▶ [Records from a data collection]
——

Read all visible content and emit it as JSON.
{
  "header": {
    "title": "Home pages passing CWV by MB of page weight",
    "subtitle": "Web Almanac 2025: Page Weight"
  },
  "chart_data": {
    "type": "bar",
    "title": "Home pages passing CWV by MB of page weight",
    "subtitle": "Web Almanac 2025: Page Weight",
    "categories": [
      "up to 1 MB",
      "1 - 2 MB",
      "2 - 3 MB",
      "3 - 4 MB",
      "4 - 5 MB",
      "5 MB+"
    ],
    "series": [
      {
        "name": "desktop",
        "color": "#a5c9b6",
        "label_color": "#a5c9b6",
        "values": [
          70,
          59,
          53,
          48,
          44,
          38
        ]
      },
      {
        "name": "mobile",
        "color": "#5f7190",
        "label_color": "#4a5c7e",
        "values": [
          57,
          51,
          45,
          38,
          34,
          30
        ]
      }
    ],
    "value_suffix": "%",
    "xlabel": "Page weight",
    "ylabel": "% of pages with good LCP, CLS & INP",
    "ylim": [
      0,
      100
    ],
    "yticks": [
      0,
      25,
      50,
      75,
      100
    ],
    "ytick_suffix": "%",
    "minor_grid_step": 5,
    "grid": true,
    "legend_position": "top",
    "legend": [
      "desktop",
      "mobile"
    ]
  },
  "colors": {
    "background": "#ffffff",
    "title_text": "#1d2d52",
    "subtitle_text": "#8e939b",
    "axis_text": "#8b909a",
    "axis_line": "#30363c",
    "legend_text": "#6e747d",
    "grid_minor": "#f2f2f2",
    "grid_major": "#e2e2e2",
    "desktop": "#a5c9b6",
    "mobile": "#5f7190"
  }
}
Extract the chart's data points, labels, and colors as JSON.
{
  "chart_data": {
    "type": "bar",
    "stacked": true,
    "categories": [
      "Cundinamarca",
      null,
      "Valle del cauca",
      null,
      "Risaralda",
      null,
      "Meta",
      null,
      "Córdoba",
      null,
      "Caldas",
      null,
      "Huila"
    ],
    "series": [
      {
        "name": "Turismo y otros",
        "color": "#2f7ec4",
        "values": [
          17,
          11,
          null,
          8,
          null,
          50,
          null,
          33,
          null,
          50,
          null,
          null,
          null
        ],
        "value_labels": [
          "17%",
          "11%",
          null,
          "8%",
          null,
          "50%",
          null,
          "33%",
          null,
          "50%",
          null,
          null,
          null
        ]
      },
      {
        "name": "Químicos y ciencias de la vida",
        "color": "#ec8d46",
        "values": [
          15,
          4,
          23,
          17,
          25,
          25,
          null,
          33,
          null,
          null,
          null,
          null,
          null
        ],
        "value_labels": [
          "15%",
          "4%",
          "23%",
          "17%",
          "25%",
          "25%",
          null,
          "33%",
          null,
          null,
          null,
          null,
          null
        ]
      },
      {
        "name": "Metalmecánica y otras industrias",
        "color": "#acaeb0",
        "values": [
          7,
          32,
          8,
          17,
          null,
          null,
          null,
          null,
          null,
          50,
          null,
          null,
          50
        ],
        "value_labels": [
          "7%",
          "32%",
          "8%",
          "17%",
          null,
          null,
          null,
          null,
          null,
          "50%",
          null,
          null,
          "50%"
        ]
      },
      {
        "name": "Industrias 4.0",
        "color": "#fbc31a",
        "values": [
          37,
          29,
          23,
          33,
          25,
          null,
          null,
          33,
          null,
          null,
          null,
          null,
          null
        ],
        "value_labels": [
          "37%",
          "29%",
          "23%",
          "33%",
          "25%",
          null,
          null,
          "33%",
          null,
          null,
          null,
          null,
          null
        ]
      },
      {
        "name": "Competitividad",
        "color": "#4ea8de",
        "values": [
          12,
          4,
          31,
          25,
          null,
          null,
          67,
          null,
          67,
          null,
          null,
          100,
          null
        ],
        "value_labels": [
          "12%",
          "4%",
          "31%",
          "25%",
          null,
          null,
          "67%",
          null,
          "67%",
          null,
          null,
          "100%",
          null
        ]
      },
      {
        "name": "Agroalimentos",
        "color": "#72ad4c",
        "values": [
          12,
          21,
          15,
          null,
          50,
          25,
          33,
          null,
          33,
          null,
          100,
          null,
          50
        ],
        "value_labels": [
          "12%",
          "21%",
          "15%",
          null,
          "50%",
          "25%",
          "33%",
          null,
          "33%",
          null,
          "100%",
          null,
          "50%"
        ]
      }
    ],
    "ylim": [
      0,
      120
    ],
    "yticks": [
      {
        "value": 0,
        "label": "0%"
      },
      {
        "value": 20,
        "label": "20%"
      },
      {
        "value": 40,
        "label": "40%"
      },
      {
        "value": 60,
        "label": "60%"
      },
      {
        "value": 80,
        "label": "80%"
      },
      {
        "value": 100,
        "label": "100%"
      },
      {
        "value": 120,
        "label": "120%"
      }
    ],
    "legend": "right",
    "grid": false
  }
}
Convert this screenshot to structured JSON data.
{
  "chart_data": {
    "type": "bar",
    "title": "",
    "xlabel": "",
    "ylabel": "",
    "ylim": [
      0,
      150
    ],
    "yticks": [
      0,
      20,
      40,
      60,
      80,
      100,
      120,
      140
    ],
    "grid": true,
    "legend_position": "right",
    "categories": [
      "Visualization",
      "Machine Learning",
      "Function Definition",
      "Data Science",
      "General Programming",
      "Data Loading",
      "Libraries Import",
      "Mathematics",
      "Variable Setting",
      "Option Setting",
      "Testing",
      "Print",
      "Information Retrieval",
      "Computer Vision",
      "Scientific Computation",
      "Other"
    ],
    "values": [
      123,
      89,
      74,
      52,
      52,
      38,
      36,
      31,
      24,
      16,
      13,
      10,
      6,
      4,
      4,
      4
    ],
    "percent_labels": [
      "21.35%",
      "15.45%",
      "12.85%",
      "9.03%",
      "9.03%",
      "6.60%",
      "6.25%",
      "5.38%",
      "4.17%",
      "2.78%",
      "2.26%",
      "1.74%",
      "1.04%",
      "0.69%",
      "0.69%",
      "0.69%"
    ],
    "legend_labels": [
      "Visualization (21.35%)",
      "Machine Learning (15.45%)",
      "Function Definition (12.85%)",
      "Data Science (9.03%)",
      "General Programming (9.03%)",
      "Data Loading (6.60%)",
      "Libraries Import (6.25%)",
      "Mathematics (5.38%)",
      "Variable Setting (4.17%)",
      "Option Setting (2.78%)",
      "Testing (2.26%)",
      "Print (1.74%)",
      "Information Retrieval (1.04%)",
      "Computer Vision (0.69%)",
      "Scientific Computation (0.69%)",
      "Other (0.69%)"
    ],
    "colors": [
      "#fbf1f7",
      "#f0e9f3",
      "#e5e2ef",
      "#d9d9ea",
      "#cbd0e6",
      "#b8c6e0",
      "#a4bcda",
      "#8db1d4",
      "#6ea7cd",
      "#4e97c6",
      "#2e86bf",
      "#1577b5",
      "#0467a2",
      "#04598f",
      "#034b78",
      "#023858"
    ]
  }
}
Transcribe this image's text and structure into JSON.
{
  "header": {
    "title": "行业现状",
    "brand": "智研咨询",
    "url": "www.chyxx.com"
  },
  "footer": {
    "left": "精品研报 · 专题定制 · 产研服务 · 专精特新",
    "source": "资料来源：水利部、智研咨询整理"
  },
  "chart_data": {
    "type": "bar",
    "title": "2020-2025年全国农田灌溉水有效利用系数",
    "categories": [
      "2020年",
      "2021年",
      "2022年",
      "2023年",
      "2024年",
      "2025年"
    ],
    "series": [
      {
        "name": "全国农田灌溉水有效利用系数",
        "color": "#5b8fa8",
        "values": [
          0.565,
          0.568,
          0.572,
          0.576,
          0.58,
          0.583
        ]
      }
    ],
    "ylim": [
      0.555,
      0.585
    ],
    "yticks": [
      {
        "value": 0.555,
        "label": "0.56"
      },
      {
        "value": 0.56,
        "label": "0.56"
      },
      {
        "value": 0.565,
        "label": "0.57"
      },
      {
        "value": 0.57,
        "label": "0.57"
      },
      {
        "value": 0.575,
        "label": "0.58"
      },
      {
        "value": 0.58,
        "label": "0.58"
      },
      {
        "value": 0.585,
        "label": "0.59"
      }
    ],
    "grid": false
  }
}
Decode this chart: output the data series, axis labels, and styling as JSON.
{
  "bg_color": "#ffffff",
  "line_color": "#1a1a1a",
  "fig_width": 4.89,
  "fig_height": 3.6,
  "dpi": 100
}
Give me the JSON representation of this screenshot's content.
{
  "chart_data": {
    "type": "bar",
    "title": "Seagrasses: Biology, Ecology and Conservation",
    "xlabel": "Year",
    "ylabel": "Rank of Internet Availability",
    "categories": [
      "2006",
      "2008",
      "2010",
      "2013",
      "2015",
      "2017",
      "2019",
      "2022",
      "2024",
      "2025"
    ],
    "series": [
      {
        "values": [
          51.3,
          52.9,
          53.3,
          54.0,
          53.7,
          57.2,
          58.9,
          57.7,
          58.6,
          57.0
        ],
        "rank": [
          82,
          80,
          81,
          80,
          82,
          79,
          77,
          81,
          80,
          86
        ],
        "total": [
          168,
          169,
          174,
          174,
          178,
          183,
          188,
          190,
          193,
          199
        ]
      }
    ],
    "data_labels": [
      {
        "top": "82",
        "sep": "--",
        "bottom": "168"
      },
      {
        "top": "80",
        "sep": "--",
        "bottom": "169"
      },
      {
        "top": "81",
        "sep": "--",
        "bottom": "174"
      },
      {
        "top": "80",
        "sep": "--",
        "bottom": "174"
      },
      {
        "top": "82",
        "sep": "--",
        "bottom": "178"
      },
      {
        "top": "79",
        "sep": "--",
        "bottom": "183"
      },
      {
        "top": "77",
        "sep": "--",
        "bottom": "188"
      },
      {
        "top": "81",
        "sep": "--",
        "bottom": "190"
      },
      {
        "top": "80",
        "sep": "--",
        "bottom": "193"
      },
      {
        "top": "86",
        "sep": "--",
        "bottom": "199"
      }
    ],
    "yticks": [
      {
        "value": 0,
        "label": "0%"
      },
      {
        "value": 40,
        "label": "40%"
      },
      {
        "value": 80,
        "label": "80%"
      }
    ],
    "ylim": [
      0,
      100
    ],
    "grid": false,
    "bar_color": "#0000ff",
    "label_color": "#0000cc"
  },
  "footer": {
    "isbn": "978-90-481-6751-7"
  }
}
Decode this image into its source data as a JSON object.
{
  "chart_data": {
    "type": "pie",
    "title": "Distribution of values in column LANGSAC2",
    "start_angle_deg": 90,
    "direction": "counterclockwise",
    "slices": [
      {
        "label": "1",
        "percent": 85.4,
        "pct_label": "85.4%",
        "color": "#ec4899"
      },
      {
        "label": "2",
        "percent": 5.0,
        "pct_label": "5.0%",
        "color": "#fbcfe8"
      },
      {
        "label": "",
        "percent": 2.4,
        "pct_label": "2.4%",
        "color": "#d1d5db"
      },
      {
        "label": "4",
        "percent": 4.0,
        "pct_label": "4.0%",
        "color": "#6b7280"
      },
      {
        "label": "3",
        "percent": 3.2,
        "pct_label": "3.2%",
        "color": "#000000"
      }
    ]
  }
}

——

Using the material above, count the lines containing the word "Learning". Reply with the number alone.

▶ [FINISHED TASK] 2